Antonio Paim, filósofo e historiador (*)
A constituição do Estado Moderno, centralizador do poder e monopolizador da violência nos marcos de determinado território, resultou certamente da conjugação de todo um elenco de circunstâncias, apresentando, além disto, cada Estado nacional de per si, certas e determinadas singularidades.
Contudo, essa formidável organização não teria sido possível sem a elaboração teórica que a acompanhou. Jean-Jacques Chevallier diz quem se colocou a serviço do absolutismo. São eles Nicolau Maquiavel (1459-1527), Jean Bodin (1530-1596), Thomas Hobbes (1588-1679) e Jacques Bossuet (1627-1704).
O nível de centralização alcançado pelo Estado Moderno está indubitavelmente correlacionado às dimensões do território em que se propõe estabelecê-la. Se a pretensão objetivasse alcançar toda a Europa Ocidental ou mesmo apenas os limites do Sacro Império, muito provavelmente não seria bem-sucedida. É certo também que as armas de fogo deram ao Príncipe patrocinador do empreendimento a possibilidade real de vencer a resistência dos castelos, autênticos símbolos da força do sistema descentralizado em vigor.

#### Material fornecido
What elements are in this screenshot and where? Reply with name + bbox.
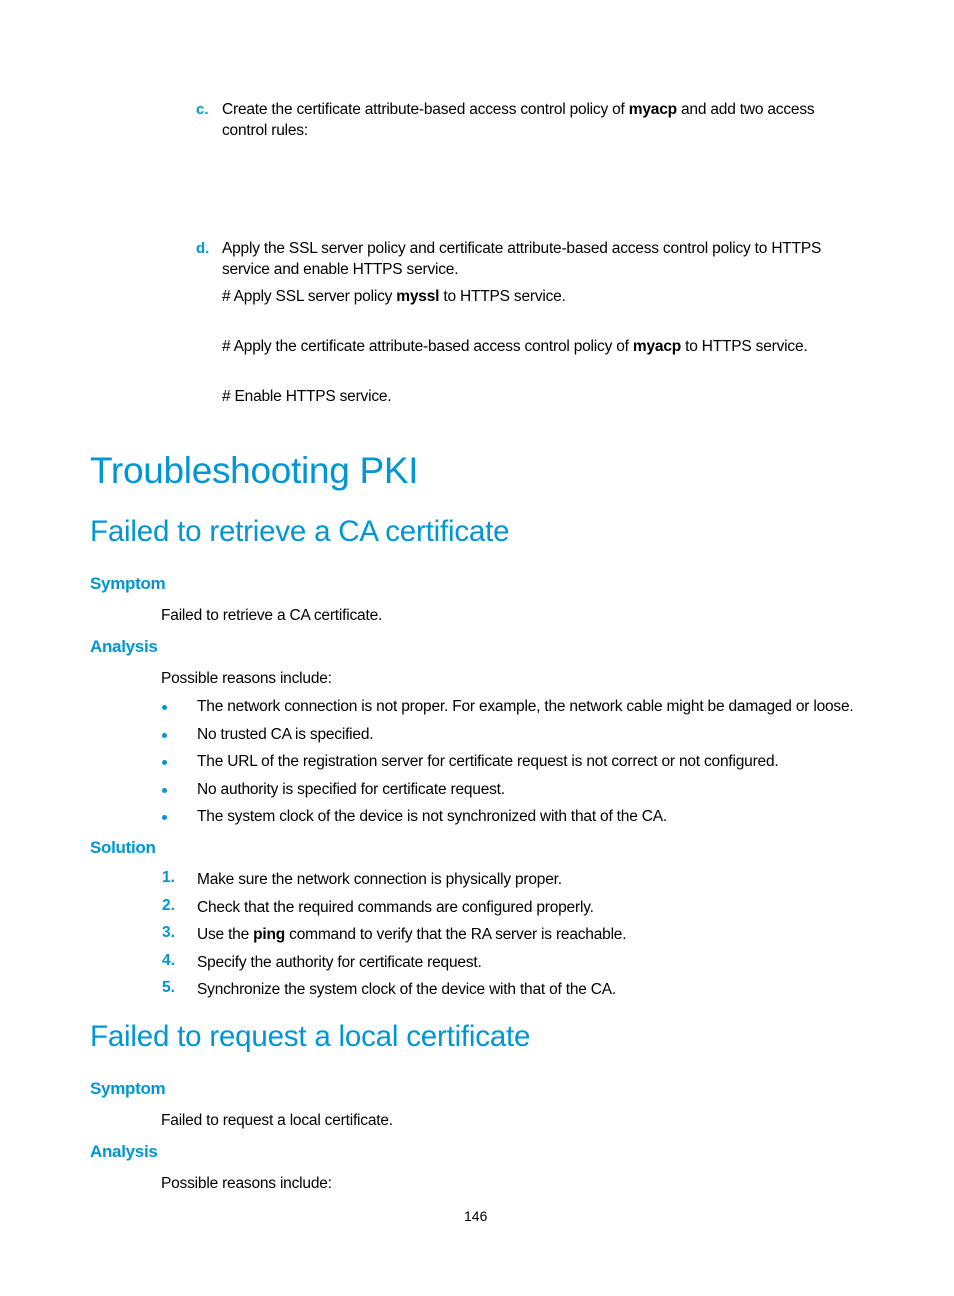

#### Objetivo do exercício
Como fica em inglês esta frase do texto sobre o Estado Moderno: "Contudo, essa formidável organização não teria sido possível sem a elaboração teórica que a acompanhou."? Baseie-se somente no texto, sem recorrer à listagem.

#### Resposta
However, this formidable organization would not have been possible without the theoretical elaboration that accompanied it.